Items |
☆ ☆ ☆

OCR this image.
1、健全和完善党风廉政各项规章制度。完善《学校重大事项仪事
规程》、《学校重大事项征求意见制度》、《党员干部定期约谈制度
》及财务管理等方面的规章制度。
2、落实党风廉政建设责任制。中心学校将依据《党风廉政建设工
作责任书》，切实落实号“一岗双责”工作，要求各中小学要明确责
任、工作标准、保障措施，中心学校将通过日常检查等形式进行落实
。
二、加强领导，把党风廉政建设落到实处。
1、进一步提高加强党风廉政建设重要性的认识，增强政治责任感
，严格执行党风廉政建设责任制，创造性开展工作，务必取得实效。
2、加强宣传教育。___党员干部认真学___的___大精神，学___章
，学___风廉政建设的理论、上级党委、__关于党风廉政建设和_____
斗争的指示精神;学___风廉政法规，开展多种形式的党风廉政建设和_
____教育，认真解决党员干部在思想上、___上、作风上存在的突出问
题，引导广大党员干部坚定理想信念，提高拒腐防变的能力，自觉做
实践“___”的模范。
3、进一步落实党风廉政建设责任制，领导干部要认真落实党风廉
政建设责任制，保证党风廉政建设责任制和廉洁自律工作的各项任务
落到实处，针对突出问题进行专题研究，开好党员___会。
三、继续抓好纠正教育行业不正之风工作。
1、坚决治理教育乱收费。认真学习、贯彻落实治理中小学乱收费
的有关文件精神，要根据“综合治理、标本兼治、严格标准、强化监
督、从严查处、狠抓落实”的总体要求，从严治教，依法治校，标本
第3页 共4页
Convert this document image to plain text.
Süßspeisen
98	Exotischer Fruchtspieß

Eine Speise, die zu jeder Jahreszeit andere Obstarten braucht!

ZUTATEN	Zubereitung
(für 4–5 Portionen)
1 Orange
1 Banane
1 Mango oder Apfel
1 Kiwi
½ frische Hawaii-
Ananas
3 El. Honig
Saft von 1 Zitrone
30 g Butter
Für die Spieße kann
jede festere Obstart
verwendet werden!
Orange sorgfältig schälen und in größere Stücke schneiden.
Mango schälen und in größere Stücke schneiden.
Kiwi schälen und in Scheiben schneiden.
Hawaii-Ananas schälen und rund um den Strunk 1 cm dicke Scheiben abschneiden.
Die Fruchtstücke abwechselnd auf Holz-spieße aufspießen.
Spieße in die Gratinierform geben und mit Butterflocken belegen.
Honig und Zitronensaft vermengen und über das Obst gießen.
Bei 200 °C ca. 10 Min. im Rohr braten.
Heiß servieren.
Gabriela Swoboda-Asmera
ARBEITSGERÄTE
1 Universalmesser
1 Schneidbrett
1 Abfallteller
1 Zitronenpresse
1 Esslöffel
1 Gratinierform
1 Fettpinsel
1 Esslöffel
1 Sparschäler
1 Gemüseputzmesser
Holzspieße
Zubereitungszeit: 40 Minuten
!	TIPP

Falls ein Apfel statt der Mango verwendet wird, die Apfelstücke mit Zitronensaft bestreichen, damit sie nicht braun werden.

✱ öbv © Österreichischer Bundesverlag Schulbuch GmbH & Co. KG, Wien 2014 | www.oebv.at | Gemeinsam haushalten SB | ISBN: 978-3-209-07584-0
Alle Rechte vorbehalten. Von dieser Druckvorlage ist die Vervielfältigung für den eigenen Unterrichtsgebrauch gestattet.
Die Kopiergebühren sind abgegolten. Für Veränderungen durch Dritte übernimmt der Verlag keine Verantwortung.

☆ ☆ ☆

Task requirements | Lines containing the word "image" are to be counted in the listing; state their number alone.

Correct answer | 2